§ **WHAT YOU WILL DO**:
Leave the pictures out and print every record below exactly as it stands.

§ **DATASET RECORDS**:
------------------------
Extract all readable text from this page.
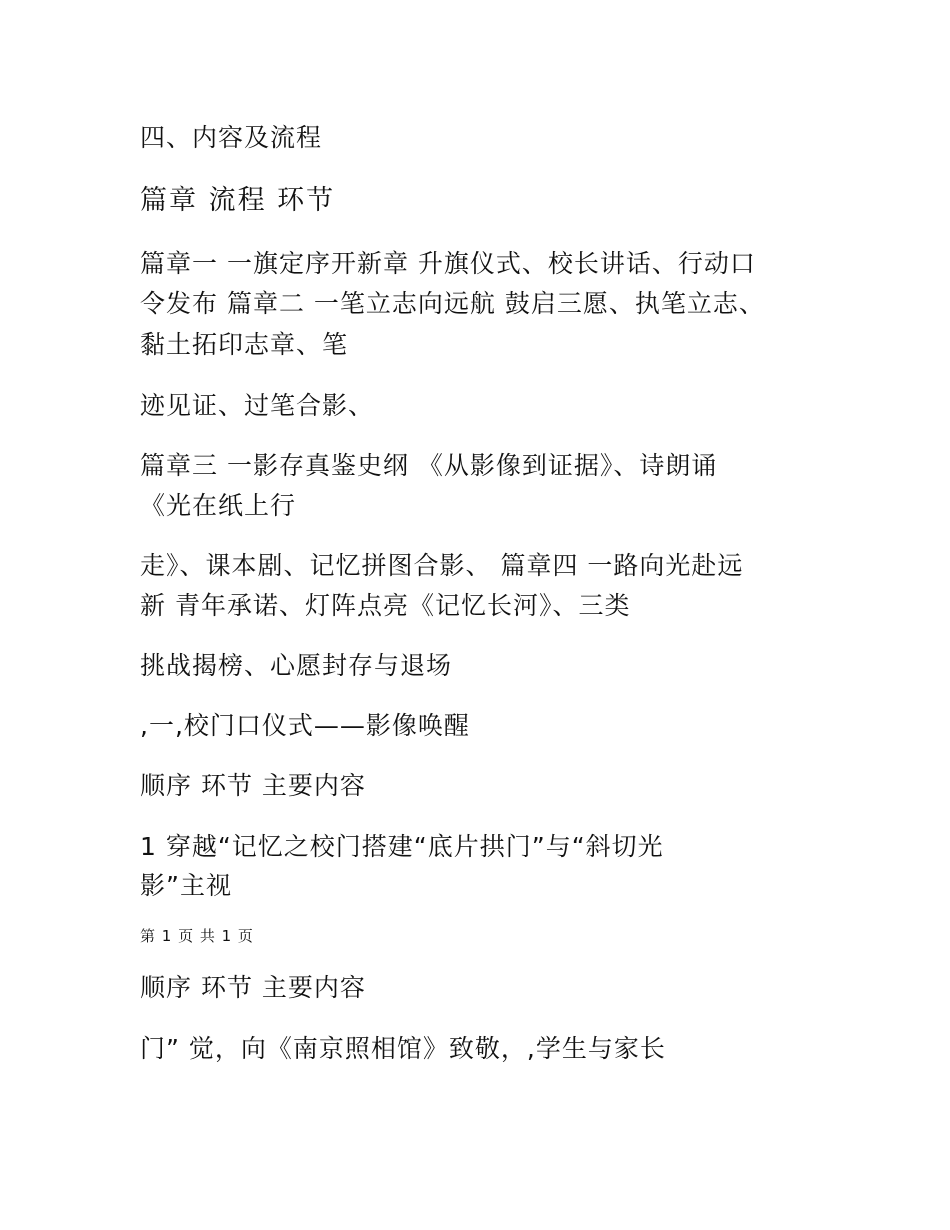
四、内容及流程

篇章 流程 环节

篇章一 一旗定序开新章 升旗仪式、校长讲话、行动口

令发布 篇章二 一笔立志向远航 鼓启三愿、执笔立志、

黏土拓印志章、笔

迹见证、过笔合影、

篇章三 一影存真鉴史纲 《从影像到证据》、诗朗诵

《光在纸上行

走》、课本剧、记忆拼图合影、 篇章四 一路向光赴远

新 青年承诺、灯阵点亮《记忆长河》、三类

挑战揭榜、心愿封存与退场

,一,校门口仪式——影像唤醒

顺序 环节 主要内容

1 穿越“记忆之校门搭建“底片拱门”与“斜切光

影”主视

第 1 页 共 1 页

顺序 环节 主要内容

门” 觉，向《南京照相馆》致敬，,学生与家长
------------------------
§ **FULL RESPONSE**:
Extract all readable text from this page.
四、内容及流程

篇章 流程 环节

篇章一 一旗定序开新章 升旗仪式、校长讲话、行动口

令发布 篇章二 一笔立志向远航 鼓启三愿、执笔立志、

黏土拓印志章、笔

迹见证、过笔合影、

篇章三 一影存真鉴史纲 《从影像到证据》、诗朗诵

《光在纸上行

走》、课本剧、记忆拼图合影、 篇章四 一路向光赴远

新 青年承诺、灯阵点亮《记忆长河》、三类

挑战揭榜、心愿封存与退场

,一,校门口仪式——影像唤醒

顺序 环节 主要内容

1 穿越“记忆之校门搭建“底片拱门”与“斜切光

影”主视

第 1 页 共 1 页

顺序 环节 主要内容

门” 觉，向《南京照相馆》致敬，,学生与家长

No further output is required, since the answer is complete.